37. D&C 103:20. possess the goodly land. [Note that in HEB, tob when used of land has the connotation “fertile.”]

38. D&C 103:24. to drive you from my goodly land. [Note that in HEB, tob when used of land has the connotation “fertile.”]

Given the above evidence, I don’t see any scriptural usage of the word “goodly” that would suggest the meaning “wealthy” in 1 Ne. 1:1. I therefore am renouncing my prior agnosticism on this issue and accepting the traditional reading of goodly as simply meaning “good” in some sense.


  1. Kevin Barney says:

    I should also note that “goodly” is in all texts of 1 Ne. 1:1, so there is no textual issue here, and therefore Royal Skousen has no comment on the meaning of the word in his textual commentary.

  2. Yeah, but does it make any more sense to suppose that Nephi was telling us that he was born of good-looking, fertile parents??

  3. Kevin Barney says:

    No, which is why I think he was using “goodly” here as a faux-archaism, to mean simply “good.”

  4. And when did you ever need to be wealthy to be taught what your father knew? That’s a relative statement–a poor man would learn what (trade) his poor father knew.

    Is there a good reason I remembered the “wealthy” entomology coming from Nibley? Was I making that up?

  5. Kevin Barney says:

    Owen, Nibley sort of went there, although not all the way. If you follow the links to the prior blog discussion, you’ll fine it.

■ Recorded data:
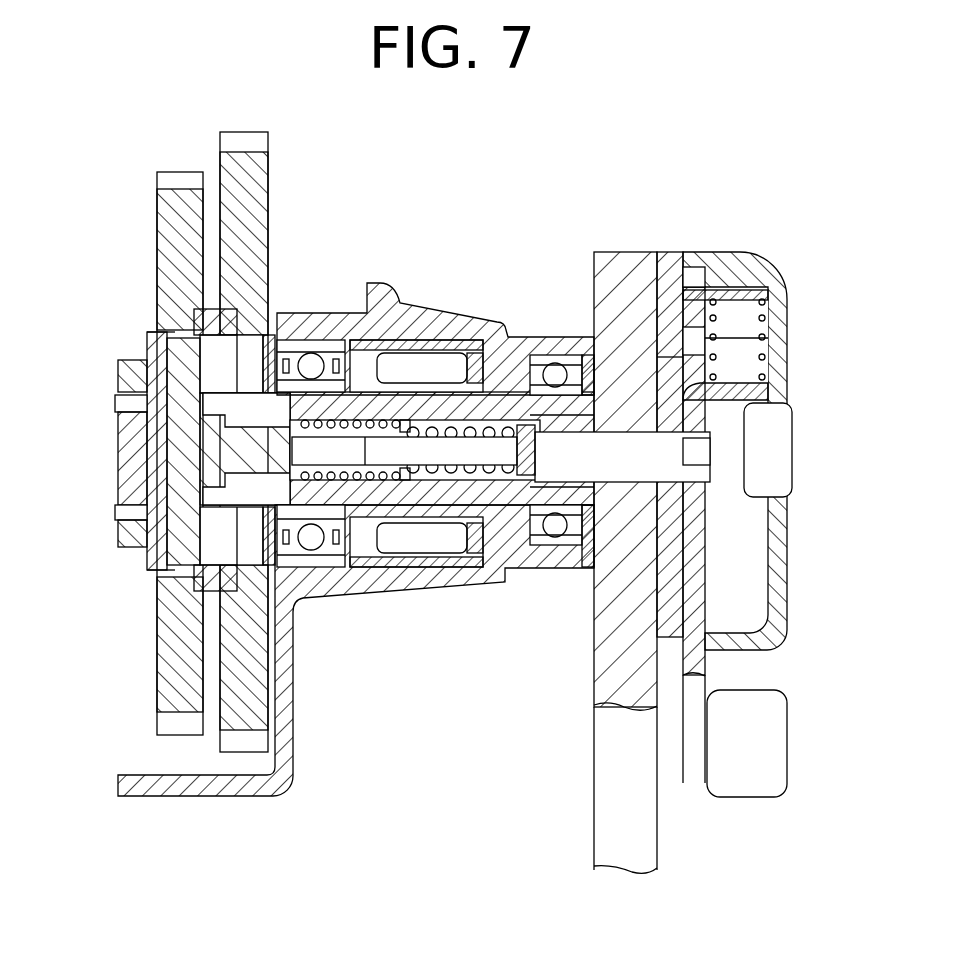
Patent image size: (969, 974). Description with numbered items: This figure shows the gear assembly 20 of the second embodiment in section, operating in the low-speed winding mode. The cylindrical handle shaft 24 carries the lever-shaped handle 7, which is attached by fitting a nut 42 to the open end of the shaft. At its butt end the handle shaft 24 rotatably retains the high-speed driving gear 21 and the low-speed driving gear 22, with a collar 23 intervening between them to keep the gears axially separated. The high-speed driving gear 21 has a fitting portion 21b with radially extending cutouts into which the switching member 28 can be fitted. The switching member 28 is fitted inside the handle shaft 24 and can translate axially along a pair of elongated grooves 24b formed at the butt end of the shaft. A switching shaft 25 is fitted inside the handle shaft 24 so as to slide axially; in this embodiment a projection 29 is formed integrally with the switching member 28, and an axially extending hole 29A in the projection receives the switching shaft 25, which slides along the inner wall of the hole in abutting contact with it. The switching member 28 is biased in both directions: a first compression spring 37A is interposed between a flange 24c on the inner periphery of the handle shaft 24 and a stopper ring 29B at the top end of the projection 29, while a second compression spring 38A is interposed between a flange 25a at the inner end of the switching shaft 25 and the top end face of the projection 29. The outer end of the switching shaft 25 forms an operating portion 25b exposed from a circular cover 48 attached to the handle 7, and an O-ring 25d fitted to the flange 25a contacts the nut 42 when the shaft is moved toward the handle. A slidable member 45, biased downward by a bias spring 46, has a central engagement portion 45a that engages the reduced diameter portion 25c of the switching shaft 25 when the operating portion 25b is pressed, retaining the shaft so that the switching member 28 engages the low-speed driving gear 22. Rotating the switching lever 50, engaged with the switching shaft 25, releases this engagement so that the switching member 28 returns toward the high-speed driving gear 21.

The handle 7 is at (605, 755).
The gear assembly 20 is at (357, 228).
The high-speed driving gear 21 is at (257, 183).
The fitting portion 21b is at (250, 350).
The low-speed driving gear 22 is at (168, 213).
The collar 23 is at (190, 312).
The handle shaft 24 is at (422, 520).
The elongated grooves 24b is at (200, 457).
The flange 24c is at (287, 428).
The switching shaft 25 is at (622, 445).
The flange 25a is at (536, 380).
The operating portion 25b is at (780, 450).
The reduced diameter portion 25c is at (698, 453).
The O-ring 25d is at (548, 520).
The switching member 28 is at (177, 361).
The projection 29 is at (167, 560).
The hole 29A is at (352, 422).
The stopper ring 29B is at (430, 425).
The compression spring 37A is at (375, 548).
The compression spring 38A is at (465, 548).
The nut 42 is at (688, 282).
The slidable member 45 is at (737, 380).
The engagement portion 45a is at (700, 432).
The bias spring 46 is at (767, 306).
The circular cover 48 is at (753, 260).
The switching lever 50 is at (765, 748).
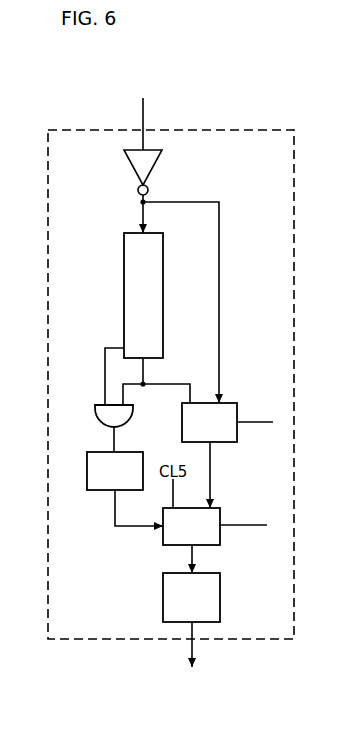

■ Set task:
Copy the text from the words "Given the above" through the words "good-looking, fertile parents??", substituting "skepticism" for "agnosticism".

■ Task response:
Given the above evidence, I don’t see any scriptural usage of the word “goodly” that would suggest the meaning “wealthy” in 1 Ne. 1:1. I therefore am renouncing my prior skepticism on this issue and accepting the traditional reading of goodly as simply meaning “good” in some sense.


  1. Kevin Barney says:

    I should also note that “goodly” is in all texts of 1 Ne. 1:1, so there is no textual issue here, and therefore Royal Skousen has no comment on the meaning of the word in his textual commentary.

  2. Yeah, but does it make any more sense to suppose that Nephi was telling us that he was born of good-looking, fertile parents??